- _Request_:
Look below and pull out each line with the word "JSON".

- _Records to process_:
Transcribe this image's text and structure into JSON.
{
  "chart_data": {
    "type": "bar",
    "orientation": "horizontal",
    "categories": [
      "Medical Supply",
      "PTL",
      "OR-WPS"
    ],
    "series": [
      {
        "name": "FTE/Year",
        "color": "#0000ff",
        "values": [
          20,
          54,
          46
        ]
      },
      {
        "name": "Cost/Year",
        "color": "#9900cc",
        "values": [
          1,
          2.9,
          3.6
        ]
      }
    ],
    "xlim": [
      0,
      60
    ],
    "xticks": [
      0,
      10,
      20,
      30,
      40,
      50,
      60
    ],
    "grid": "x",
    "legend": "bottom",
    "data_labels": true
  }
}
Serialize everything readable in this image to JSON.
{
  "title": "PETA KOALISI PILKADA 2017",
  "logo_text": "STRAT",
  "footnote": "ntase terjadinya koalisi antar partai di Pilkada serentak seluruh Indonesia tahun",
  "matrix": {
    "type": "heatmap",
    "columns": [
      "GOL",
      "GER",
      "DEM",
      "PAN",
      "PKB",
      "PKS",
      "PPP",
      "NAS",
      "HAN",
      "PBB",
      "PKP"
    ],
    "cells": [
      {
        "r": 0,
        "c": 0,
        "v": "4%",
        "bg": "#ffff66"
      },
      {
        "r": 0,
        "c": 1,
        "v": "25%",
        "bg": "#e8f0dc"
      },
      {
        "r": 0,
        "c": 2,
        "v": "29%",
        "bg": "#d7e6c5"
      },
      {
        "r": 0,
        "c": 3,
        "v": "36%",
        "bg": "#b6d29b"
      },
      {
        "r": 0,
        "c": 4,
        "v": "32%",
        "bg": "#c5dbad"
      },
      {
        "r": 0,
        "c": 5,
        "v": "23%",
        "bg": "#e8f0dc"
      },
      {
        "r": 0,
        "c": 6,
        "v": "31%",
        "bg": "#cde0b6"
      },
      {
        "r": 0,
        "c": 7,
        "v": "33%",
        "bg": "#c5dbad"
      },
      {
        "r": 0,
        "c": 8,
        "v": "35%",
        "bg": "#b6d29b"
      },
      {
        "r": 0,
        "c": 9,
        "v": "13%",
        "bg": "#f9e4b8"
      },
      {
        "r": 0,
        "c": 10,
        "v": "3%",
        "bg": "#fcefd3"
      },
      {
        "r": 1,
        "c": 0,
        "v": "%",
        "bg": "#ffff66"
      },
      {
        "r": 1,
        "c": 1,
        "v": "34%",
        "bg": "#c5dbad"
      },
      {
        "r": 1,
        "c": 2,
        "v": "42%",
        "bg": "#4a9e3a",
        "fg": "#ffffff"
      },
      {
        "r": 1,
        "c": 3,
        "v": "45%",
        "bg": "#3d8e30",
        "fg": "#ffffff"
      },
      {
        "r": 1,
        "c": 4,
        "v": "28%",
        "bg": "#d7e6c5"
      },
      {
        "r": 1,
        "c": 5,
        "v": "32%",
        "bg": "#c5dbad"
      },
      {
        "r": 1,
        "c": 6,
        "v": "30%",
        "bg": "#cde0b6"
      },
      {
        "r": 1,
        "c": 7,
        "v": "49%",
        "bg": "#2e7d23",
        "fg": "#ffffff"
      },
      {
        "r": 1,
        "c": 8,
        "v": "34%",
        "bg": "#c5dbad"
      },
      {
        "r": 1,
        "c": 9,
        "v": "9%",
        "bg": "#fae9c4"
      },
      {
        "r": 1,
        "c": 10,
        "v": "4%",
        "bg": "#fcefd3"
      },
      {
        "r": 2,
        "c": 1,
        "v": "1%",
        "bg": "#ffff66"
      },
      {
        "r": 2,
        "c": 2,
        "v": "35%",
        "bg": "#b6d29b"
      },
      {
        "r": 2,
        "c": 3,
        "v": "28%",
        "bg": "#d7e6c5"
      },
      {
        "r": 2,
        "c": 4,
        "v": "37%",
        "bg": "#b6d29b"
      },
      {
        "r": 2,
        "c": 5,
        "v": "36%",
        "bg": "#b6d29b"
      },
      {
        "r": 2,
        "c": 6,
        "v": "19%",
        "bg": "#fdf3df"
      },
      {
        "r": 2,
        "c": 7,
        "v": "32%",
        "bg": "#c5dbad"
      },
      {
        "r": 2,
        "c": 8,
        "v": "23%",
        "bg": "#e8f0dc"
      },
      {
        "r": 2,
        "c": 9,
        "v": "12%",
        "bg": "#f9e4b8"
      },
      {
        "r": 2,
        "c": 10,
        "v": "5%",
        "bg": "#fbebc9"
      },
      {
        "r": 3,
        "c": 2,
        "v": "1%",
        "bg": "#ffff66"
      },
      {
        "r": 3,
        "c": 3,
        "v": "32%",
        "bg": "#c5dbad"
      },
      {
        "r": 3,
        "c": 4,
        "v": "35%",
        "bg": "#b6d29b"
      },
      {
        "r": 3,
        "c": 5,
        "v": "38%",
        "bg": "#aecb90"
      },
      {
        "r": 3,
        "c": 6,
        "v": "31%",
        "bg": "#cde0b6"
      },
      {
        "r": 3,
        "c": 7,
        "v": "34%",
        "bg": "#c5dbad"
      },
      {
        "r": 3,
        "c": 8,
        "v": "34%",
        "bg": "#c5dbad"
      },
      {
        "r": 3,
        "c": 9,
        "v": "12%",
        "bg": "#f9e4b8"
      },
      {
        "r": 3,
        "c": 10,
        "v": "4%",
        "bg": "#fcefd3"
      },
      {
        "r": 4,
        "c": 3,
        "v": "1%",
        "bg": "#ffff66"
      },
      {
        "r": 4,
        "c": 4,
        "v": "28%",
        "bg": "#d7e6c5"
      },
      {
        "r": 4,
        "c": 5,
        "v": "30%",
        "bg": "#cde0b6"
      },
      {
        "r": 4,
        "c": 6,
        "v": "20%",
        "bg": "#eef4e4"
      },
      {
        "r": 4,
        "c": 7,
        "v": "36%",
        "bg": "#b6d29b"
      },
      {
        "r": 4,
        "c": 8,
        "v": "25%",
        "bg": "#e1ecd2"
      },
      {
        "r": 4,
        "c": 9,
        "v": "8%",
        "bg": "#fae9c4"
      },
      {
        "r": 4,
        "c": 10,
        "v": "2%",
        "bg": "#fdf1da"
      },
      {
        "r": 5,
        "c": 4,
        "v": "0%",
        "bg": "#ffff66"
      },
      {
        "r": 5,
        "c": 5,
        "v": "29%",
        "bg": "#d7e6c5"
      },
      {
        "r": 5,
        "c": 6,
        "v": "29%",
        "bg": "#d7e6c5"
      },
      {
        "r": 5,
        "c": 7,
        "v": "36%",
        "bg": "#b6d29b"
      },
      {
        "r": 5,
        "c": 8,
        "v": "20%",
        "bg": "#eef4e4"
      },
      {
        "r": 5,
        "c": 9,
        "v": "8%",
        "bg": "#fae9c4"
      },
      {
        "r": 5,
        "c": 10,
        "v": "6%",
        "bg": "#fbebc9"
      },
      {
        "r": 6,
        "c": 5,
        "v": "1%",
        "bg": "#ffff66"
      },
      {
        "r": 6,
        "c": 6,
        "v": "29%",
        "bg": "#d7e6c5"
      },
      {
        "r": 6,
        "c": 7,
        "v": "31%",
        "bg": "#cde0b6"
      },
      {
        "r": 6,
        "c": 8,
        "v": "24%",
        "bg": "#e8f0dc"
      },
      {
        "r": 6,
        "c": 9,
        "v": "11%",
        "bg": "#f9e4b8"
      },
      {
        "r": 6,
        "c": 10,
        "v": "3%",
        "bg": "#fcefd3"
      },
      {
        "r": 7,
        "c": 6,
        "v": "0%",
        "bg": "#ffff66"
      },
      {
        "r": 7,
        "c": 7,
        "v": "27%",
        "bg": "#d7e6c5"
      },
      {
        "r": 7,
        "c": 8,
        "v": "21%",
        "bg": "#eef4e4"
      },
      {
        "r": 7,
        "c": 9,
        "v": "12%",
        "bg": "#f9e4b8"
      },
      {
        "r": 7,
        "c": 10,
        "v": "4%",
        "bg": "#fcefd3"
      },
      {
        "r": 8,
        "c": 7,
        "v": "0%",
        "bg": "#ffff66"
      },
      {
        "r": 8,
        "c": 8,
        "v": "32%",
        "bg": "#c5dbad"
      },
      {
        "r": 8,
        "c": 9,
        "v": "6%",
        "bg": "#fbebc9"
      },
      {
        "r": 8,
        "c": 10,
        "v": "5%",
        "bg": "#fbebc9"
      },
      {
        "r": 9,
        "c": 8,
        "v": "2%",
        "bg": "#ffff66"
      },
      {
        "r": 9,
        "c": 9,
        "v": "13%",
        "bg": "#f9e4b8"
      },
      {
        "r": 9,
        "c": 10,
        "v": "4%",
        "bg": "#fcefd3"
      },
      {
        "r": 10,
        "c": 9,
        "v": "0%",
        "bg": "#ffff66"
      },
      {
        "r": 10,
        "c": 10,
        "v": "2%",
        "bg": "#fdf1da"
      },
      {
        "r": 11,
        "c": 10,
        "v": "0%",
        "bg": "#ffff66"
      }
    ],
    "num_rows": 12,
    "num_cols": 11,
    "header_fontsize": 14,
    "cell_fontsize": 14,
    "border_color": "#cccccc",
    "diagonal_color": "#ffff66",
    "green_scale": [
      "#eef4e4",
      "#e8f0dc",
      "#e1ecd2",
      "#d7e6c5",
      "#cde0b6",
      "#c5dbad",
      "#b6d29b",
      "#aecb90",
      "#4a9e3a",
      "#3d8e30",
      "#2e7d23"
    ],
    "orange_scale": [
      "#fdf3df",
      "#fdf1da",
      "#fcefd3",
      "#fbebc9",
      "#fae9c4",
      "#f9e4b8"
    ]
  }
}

- _Exercise answer_:
Transcribe this image's text and structure into JSON.
Serialize everything readable in this image to JSON.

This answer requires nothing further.